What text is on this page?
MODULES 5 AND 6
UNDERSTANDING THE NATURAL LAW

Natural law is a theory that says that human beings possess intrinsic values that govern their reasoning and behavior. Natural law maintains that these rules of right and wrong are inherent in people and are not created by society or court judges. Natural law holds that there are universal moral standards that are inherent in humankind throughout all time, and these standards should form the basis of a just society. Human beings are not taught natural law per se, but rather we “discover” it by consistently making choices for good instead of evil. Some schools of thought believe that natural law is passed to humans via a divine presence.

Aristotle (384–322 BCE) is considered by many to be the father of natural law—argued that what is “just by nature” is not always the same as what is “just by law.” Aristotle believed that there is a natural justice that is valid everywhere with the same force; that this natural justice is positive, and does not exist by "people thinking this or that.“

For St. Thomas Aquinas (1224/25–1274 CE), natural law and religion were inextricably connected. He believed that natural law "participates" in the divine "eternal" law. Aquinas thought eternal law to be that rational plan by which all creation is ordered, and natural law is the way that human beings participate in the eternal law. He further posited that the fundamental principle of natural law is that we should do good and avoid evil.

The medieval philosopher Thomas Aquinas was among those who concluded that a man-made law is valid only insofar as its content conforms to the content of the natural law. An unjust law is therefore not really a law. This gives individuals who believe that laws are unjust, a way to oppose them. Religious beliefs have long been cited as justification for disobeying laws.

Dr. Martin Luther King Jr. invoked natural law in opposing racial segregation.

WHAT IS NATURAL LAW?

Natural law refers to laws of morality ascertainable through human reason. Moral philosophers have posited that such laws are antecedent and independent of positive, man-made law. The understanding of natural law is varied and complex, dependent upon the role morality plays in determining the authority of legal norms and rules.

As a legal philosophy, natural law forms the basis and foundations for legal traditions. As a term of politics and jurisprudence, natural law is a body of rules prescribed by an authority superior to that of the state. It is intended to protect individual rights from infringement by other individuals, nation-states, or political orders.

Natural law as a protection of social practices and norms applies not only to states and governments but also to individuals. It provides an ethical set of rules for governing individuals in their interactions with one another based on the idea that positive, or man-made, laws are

---

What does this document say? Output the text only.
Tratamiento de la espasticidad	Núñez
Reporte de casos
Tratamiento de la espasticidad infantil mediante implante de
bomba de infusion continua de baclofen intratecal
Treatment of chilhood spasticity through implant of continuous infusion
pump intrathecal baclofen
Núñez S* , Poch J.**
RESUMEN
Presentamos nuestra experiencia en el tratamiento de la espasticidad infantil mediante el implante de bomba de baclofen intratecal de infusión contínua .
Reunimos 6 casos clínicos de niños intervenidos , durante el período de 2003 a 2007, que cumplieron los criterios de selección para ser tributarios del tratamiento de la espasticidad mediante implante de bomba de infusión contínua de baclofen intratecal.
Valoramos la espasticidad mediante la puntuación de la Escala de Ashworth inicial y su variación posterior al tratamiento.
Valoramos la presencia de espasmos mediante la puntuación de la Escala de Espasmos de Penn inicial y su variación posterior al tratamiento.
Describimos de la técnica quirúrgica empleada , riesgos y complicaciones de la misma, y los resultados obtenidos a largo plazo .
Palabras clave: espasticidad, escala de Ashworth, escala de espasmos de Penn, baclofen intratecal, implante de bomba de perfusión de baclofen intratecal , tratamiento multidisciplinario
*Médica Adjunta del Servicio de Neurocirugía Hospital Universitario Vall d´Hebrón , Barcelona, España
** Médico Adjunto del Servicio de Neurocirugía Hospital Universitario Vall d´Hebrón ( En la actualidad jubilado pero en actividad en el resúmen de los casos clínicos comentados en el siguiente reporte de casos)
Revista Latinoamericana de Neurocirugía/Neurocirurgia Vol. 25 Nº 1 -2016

- [Task to carry out]
Report the number of lines holding the string "Valoramos", without any other words.

- [Result]
2